_DIRECTIVE:_
Write out the entire listing below exactly as it appears, minus any pictures.

Stored records

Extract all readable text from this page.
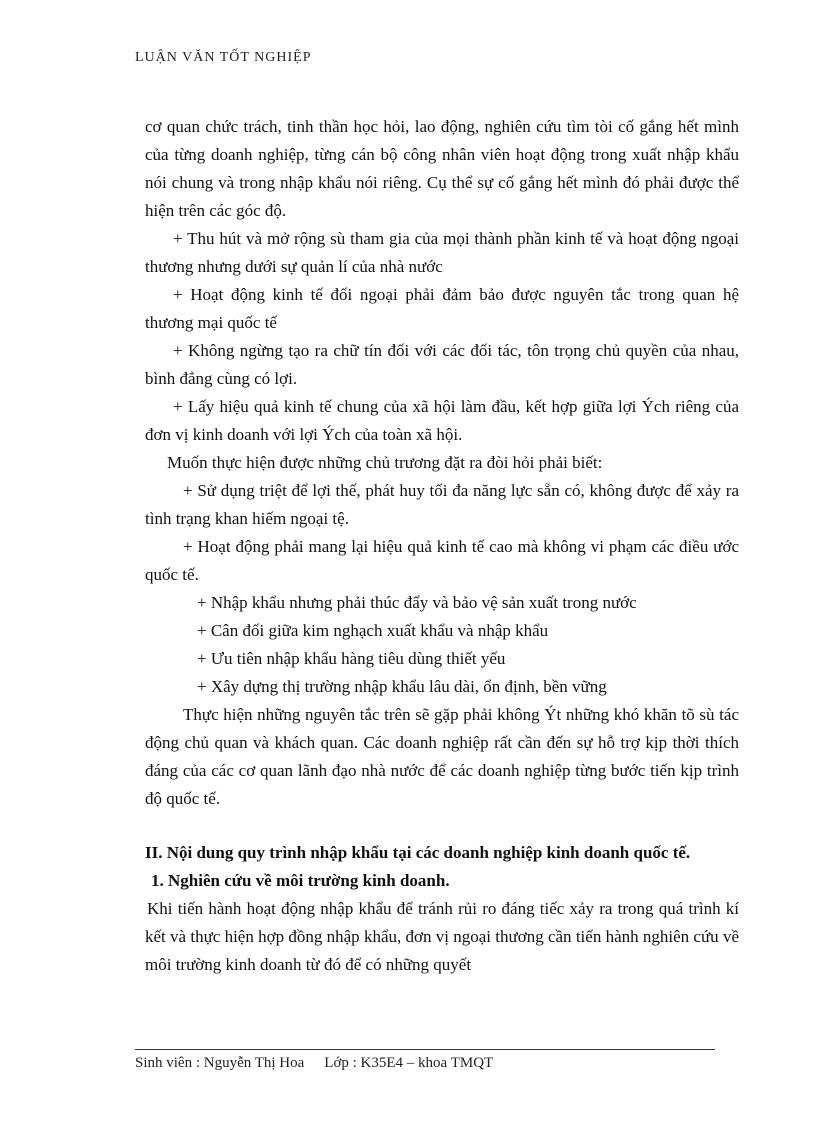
LUẬN VĂN TỐT NGHIỆP

cơ quan chức trách, tinh thần học hỏi, lao động, nghiên cứu tìm tòi cố gắng hết mình của từng doanh nghiệp, từng cán bộ công nhân viên hoạt động trong xuất nhập khẩu nói chung và trong nhập khẩu nói riêng. Cụ thể sự cố gắng hết mình đó phải được thể hiện trên các góc độ.

+ Thu hút và mở rộng sù tham gia của mọi thành phần kinh tế và hoạt động ngoại thương nhưng dưới sự quản lí của nhà nước

+ Hoạt động kinh tế đối ngoại phải đảm bảo được nguyên tắc trong quan hệ thương mại quốc tế

+ Không ngừng tạo ra chữ tín đối với các đối tác, tôn trọng chủ quyền của nhau, bình đẳng cùng có lợi.

+ Lấy hiệu quả kinh tế chung của xã hội làm đầu, kết hợp giữa lợi Ých riêng của đơn vị kinh doanh với lợi Ých của toàn xã hội.

Muốn thực hiện được những chủ trương đặt ra đòi hỏi phải biết:

+ Sử dụng triệt để lợi thế, phát huy tối đa năng lực sẵn có, không được để xảy ra tình trạng khan hiếm ngoại tệ.

+ Hoạt động phải mang lại hiệu quả kinh tế cao mà không vi phạm các điều ước quốc tế.

+ Nhập khẩu nhưng phải thúc đẩy và bảo vệ sản xuất trong nước

+ Cân đối giữa kim nghạch xuất khẩu và nhập khẩu

+ Ưu tiên nhập khẩu hàng tiêu dùng thiết yếu

+ Xây dựng thị trường nhập khẩu lâu dài, ổn định, bền vững

Thực hiện những nguyên tắc trên sẽ gặp phải không Ýt những khó khăn tõ sù tác động chủ quan và khách quan. Các doanh nghiệp rất cần đến sự hỗ trợ kịp thời thích đáng của các cơ quan lãnh đạo nhà nước để các doanh nghiệp từng bước tiến kịp trình độ quốc tế.

II. Nội dung quy trình nhập khẩu tại các doanh nghiệp kinh doanh quốc tế.

1. Nghiên cứu về môi trường kinh doanh.

Khi tiến hành hoạt động nhập khẩu để tránh rủi ro đáng tiếc xảy ra trong quá trình kí kết và thực hiện hợp đồng nhập khẩu, đơn vị ngoại thương cần tiến hành nghiên cứu về môi trường kinh doanh từ đó để có những quyết

Sinh viên : Nguyễn Thị Hoa Lớp : K35E4 – khoa TMQT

_RESULT OF THIS EXERCISE:_
Extract all readable text from this page.
LUẬN VĂN TỐT NGHIỆP

cơ quan chức trách, tinh thần học hỏi, lao động, nghiên cứu tìm tòi cố gắng hết mình của từng doanh nghiệp, từng cán bộ công nhân viên hoạt động trong xuất nhập khẩu nói chung và trong nhập khẩu nói riêng. Cụ thể sự cố gắng hết mình đó phải được thể hiện trên các góc độ.

+ Thu hút và mở rộng sù tham gia của mọi thành phần kinh tế và hoạt động ngoại thương nhưng dưới sự quản lí của nhà nước

+ Hoạt động kinh tế đối ngoại phải đảm bảo được nguyên tắc trong quan hệ thương mại quốc tế

+ Không ngừng tạo ra chữ tín đối với các đối tác, tôn trọng chủ quyền của nhau, bình đẳng cùng có lợi.

+ Lấy hiệu quả kinh tế chung của xã hội làm đầu, kết hợp giữa lợi Ých riêng của đơn vị kinh doanh với lợi Ých của toàn xã hội.

Muốn thực hiện được những chủ trương đặt ra đòi hỏi phải biết:

+ Sử dụng triệt để lợi thế, phát huy tối đa năng lực sẵn có, không được để xảy ra tình trạng khan hiếm ngoại tệ.

+ Hoạt động phải mang lại hiệu quả kinh tế cao mà không vi phạm các điều ước quốc tế.

+ Nhập khẩu nhưng phải thúc đẩy và bảo vệ sản xuất trong nước

+ Cân đối giữa kim nghạch xuất khẩu và nhập khẩu

+ Ưu tiên nhập khẩu hàng tiêu dùng thiết yếu

+ Xây dựng thị trường nhập khẩu lâu dài, ổn định, bền vững

Thực hiện những nguyên tắc trên sẽ gặp phải không Ýt những khó khăn tõ sù tác động chủ quan và khách quan. Các doanh nghiệp rất cần đến sự hỗ trợ kịp thời thích đáng của các cơ quan lãnh đạo nhà nước để các doanh nghiệp từng bước tiến kịp trình độ quốc tế.

II. Nội dung quy trình nhập khẩu tại các doanh nghiệp kinh doanh quốc tế.

1. Nghiên cứu về môi trường kinh doanh.

Khi tiến hành hoạt động nhập khẩu để tránh rủi ro đáng tiếc xảy ra trong quá trình kí kết và thực hiện hợp đồng nhập khẩu, đơn vị ngoại thương cần tiến hành nghiên cứu về môi trường kinh doanh từ đó để có những quyết

Sinh viên : Nguyễn Thị Hoa Lớp : K35E4 – khoa TMQT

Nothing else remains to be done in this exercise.